The request:
Gather, from the listing beneath this task, every line holding the string "документа".

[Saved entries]
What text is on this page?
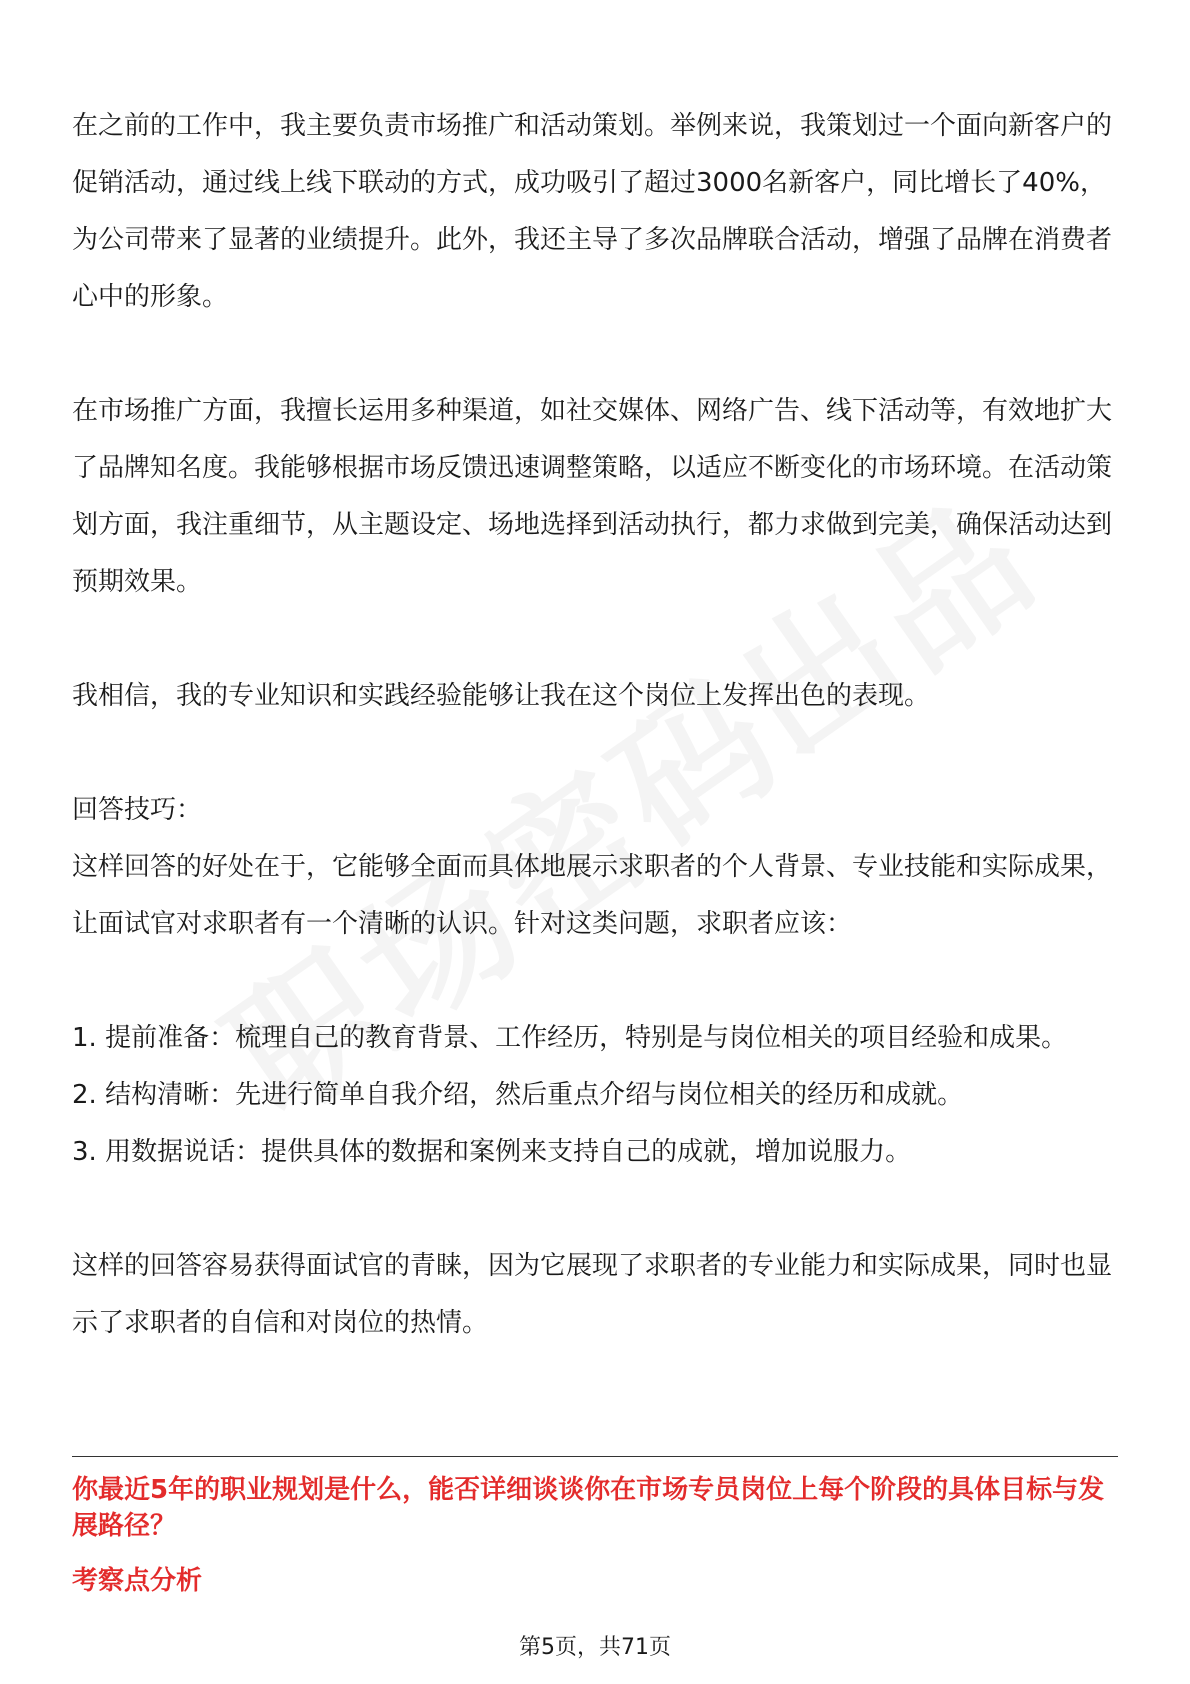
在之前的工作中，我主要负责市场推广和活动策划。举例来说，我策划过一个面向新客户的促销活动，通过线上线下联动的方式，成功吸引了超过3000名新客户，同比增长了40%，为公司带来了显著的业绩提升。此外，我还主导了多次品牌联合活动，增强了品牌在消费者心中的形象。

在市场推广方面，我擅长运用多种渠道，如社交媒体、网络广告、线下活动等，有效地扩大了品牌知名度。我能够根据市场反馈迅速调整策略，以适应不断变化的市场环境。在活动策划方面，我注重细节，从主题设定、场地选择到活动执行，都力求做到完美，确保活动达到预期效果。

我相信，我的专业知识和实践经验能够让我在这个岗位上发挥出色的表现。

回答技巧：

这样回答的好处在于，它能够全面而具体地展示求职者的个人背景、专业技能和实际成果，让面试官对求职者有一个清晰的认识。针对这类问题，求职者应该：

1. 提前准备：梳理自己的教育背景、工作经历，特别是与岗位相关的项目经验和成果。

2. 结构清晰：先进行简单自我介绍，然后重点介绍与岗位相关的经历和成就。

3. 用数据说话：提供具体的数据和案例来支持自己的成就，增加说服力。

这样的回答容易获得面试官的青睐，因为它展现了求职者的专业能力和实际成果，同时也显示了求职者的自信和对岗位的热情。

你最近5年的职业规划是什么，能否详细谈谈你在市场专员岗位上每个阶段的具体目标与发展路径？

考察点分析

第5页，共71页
* * *
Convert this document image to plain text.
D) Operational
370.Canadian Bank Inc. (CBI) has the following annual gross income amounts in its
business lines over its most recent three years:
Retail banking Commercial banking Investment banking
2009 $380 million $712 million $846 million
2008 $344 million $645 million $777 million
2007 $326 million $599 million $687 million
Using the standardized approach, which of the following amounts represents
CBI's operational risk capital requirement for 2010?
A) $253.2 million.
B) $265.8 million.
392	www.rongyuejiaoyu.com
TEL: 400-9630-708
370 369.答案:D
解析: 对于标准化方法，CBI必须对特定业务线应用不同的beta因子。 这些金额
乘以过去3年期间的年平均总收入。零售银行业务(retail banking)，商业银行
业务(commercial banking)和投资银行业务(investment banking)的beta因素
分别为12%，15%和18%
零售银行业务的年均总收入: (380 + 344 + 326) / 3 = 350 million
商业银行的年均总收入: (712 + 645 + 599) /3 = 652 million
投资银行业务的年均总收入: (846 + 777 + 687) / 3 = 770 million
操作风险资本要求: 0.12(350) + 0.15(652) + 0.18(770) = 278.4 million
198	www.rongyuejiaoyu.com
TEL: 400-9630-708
--
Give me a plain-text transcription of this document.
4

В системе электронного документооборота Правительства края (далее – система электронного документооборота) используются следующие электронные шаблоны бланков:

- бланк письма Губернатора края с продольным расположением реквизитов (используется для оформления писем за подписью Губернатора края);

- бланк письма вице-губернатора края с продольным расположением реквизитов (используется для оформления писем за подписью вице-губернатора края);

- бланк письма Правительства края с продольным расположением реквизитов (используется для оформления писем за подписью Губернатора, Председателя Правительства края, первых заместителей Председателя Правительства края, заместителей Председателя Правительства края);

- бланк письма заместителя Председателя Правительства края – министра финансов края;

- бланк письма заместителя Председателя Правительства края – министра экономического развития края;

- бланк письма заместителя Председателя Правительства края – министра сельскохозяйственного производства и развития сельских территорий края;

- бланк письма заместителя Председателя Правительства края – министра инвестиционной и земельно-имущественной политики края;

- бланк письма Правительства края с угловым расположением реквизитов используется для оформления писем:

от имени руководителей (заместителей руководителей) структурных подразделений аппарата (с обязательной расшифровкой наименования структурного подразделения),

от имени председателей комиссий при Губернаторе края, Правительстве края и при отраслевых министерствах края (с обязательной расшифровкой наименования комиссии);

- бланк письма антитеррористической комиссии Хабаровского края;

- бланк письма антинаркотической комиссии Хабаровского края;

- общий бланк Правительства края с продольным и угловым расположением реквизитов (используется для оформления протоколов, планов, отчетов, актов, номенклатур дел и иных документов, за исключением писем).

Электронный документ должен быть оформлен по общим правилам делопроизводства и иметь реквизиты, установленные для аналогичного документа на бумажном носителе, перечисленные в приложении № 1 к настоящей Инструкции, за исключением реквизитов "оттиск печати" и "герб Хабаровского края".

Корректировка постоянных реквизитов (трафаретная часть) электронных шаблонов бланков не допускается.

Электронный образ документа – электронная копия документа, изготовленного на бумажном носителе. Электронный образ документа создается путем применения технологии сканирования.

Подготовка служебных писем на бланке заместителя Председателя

Task solution:
Электронный документ должен быть оформлен по общим правилам делопроизводства и иметь реквизиты, установленные для аналогичного документа на бумажном носителе, перечисленные в приложении № 1 к настоящей Инструкции, за исключением реквизитов "оттиск печати" и "герб Хабаровского края".
Электронный образ документа – электронная копия документа, изготовленного на бумажном носителе. Электронный образ документа создается путем применения технологии сканирования.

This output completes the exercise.